▸ WHAT TO WORK ON: Gather from the listing below each line that includes the word "preventing", and copy it.
──────── MATERIAL SUPPLIED
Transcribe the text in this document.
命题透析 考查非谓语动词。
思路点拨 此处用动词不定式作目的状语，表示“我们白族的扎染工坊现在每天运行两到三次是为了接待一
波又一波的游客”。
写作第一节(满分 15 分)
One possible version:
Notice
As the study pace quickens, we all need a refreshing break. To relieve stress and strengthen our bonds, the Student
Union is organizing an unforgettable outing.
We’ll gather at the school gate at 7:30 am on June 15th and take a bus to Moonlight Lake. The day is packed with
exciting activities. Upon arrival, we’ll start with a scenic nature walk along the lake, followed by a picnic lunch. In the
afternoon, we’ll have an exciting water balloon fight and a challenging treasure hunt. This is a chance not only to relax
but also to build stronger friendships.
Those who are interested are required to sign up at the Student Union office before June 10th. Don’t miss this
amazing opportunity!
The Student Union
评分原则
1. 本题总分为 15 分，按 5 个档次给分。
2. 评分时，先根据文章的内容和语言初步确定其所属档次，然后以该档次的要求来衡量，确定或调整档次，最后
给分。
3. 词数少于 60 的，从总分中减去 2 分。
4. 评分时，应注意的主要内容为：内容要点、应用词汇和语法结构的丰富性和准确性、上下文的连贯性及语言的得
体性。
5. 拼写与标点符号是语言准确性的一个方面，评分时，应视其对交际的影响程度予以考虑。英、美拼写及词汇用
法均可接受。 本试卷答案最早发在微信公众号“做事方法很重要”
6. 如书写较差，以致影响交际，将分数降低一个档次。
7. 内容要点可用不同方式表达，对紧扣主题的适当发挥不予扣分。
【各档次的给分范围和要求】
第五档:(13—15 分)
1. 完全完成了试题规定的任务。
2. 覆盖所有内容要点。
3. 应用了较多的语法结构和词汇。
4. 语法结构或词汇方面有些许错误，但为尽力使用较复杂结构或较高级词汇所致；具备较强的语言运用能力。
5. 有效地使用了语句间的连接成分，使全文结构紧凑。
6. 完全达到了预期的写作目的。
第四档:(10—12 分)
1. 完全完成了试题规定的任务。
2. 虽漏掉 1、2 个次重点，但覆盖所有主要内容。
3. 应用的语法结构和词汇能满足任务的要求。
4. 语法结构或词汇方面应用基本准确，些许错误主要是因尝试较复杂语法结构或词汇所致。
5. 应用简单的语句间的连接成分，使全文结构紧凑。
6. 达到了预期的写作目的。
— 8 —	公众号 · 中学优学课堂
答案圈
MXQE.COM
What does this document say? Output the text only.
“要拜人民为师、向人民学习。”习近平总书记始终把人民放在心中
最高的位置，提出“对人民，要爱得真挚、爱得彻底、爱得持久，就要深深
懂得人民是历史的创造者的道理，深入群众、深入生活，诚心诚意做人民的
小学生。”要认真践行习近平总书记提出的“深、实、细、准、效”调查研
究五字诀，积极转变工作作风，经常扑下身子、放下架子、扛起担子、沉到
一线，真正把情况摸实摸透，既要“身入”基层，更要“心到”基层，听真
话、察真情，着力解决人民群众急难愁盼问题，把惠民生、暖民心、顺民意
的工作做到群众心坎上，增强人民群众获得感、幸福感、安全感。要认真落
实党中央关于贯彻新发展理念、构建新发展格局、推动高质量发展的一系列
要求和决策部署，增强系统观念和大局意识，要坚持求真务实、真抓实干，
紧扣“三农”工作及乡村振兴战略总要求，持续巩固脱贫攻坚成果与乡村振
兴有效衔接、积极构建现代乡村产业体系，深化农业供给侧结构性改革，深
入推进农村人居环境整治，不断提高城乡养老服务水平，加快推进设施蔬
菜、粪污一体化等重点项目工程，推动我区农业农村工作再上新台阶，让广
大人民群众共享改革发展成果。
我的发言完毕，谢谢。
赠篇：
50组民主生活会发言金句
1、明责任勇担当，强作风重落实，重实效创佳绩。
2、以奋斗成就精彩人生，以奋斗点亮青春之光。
────────────────
──────── MATERIAL SUPPLIED
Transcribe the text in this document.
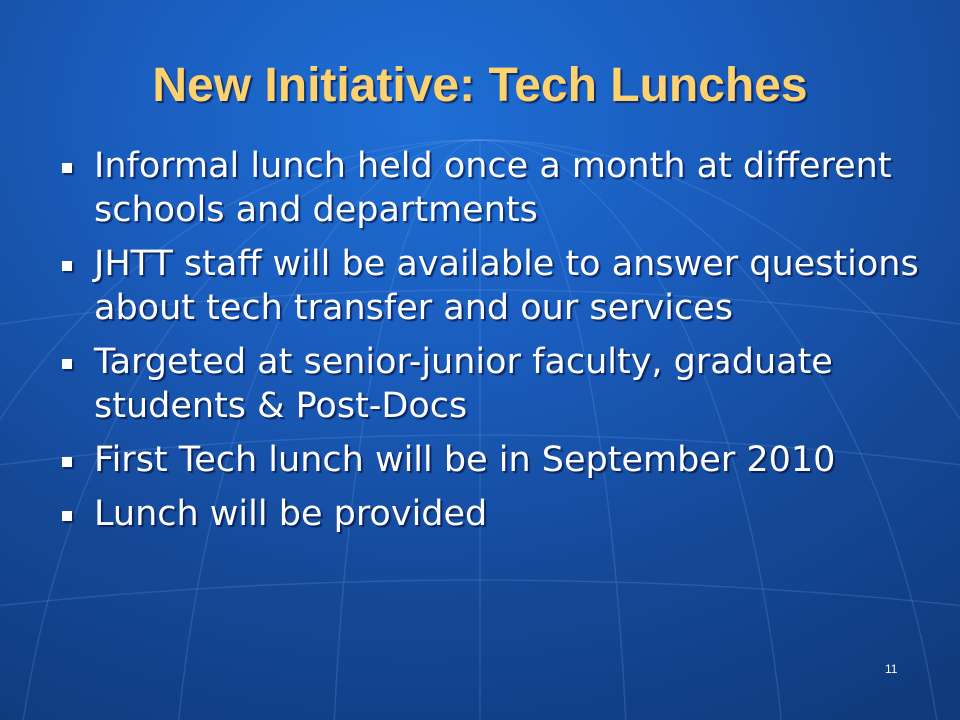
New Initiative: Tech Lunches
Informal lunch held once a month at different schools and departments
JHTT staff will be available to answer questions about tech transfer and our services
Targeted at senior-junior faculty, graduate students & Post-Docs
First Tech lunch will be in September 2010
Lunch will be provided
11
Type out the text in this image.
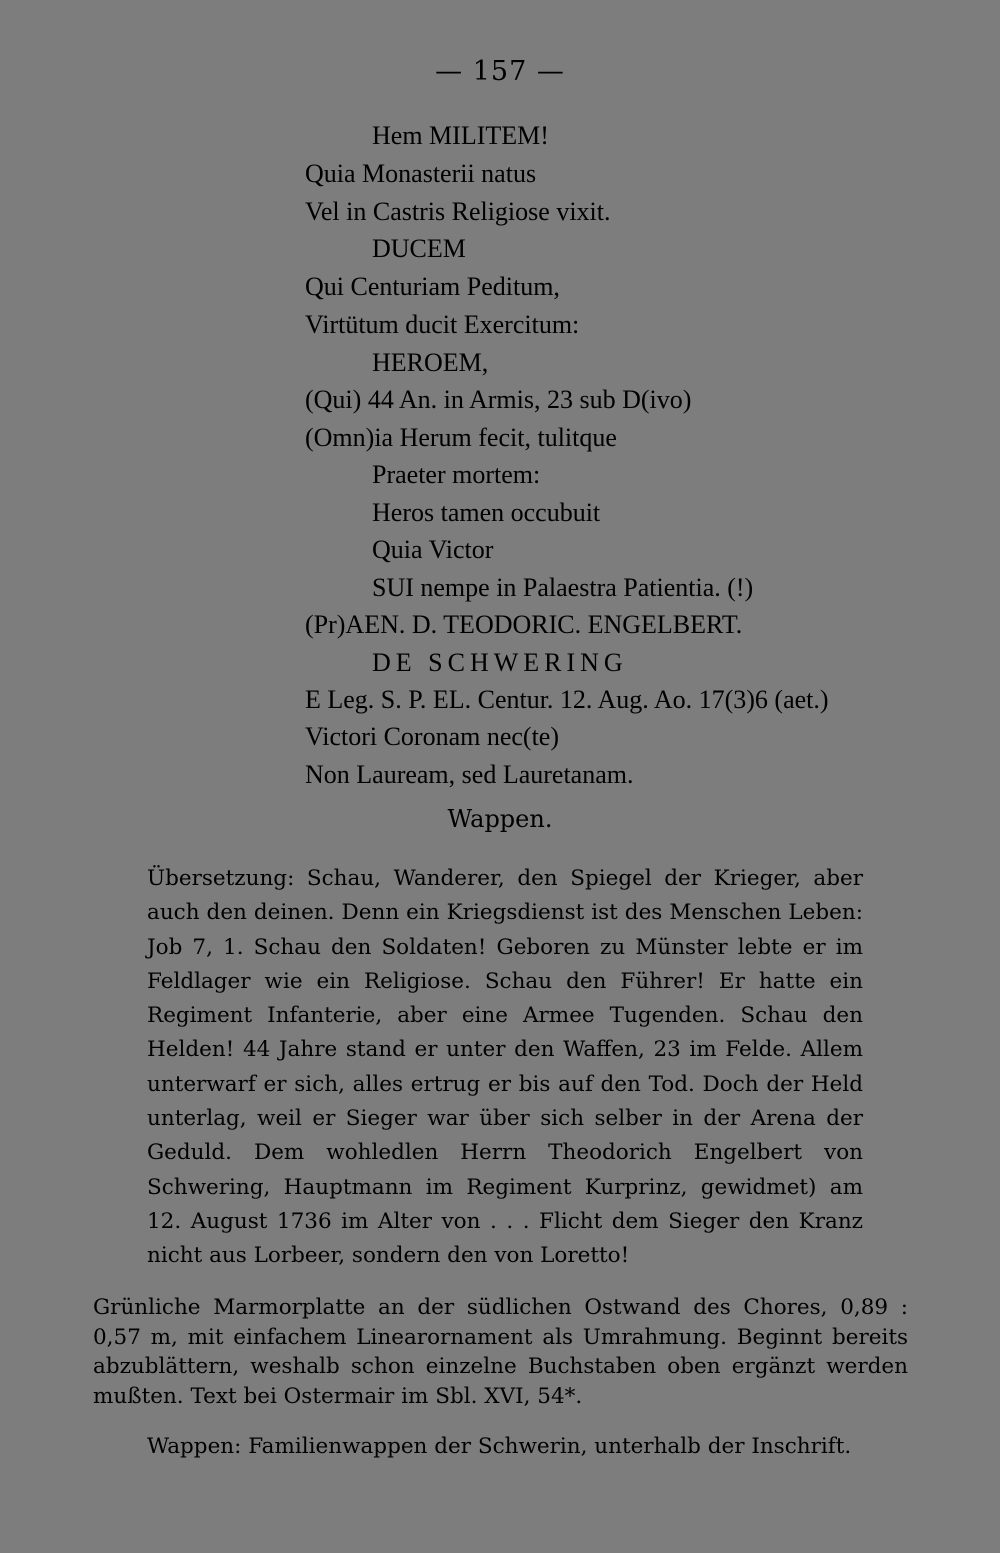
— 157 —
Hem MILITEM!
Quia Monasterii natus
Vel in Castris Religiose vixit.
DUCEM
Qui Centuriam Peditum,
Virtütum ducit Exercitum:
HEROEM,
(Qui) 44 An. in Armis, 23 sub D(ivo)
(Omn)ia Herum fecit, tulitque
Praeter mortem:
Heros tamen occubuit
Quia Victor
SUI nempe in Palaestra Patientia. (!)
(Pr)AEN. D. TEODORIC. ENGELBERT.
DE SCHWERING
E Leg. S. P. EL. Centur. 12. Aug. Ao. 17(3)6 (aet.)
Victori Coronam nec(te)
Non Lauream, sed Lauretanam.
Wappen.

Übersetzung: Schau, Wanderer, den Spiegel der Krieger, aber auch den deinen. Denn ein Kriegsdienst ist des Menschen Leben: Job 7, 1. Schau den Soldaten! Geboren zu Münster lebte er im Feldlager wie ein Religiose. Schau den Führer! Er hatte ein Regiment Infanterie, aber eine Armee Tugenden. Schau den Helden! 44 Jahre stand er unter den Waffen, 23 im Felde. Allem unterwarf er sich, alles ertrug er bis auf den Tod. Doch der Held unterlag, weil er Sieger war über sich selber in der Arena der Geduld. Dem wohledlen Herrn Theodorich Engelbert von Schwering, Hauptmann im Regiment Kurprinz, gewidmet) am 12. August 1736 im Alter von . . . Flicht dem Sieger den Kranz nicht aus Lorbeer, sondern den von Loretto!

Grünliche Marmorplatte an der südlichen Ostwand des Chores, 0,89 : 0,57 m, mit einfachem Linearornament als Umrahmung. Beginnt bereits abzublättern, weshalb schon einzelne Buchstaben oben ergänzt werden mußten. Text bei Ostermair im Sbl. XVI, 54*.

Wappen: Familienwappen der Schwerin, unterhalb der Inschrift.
────────────────
──────── MATERIAL SUPPLIED
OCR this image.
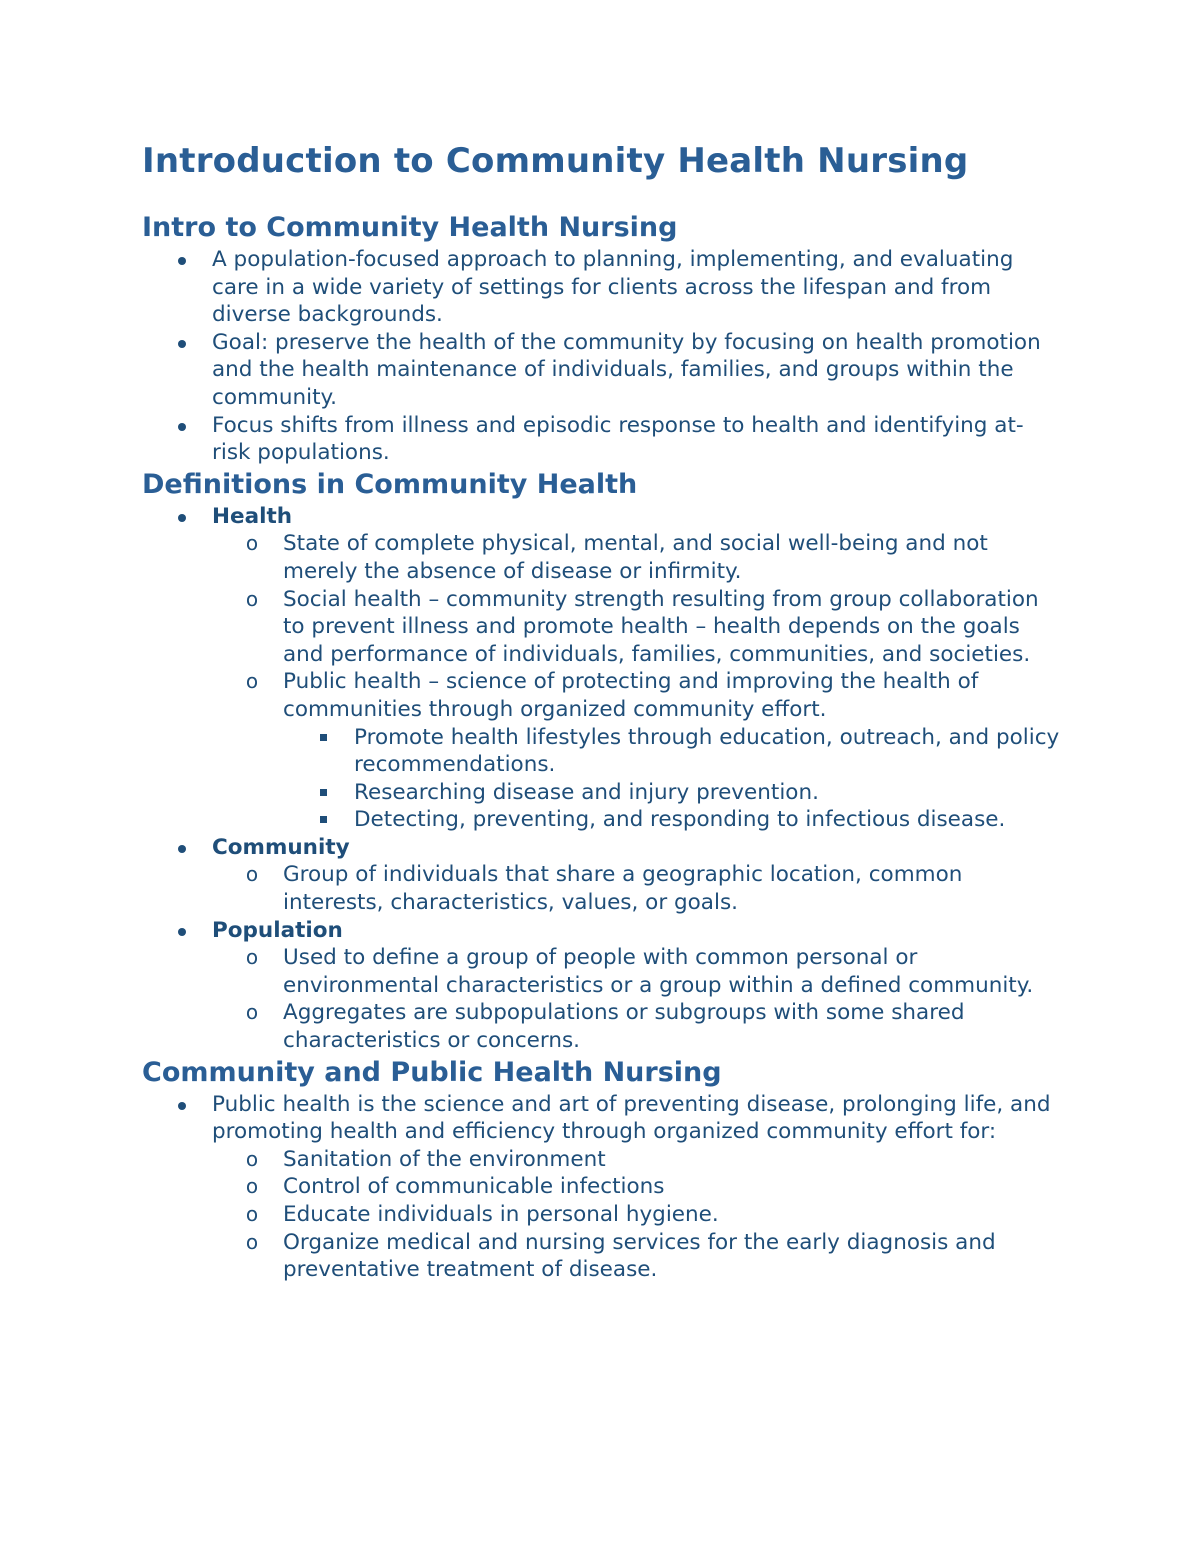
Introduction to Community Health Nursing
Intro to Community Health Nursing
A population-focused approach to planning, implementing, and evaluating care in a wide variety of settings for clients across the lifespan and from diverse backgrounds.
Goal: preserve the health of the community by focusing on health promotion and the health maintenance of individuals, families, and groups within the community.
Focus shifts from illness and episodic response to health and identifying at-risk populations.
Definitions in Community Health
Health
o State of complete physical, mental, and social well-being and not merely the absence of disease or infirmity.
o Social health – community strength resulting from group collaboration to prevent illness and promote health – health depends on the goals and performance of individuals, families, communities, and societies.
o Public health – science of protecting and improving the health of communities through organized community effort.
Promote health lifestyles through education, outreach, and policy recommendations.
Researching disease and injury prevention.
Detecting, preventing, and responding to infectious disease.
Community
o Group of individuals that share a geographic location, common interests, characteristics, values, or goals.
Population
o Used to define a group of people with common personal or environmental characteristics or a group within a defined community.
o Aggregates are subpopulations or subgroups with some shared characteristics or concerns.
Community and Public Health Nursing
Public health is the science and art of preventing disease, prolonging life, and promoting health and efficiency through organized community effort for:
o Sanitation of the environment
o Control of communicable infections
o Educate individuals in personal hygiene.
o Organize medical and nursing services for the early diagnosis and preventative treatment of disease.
────────────────
▸ ANSWER TO THE TASK:
Detecting, preventing, and responding to infectious disease.
Public health is the science and art of preventing disease, prolonging life, and promoting health and efficiency through organized community effort for:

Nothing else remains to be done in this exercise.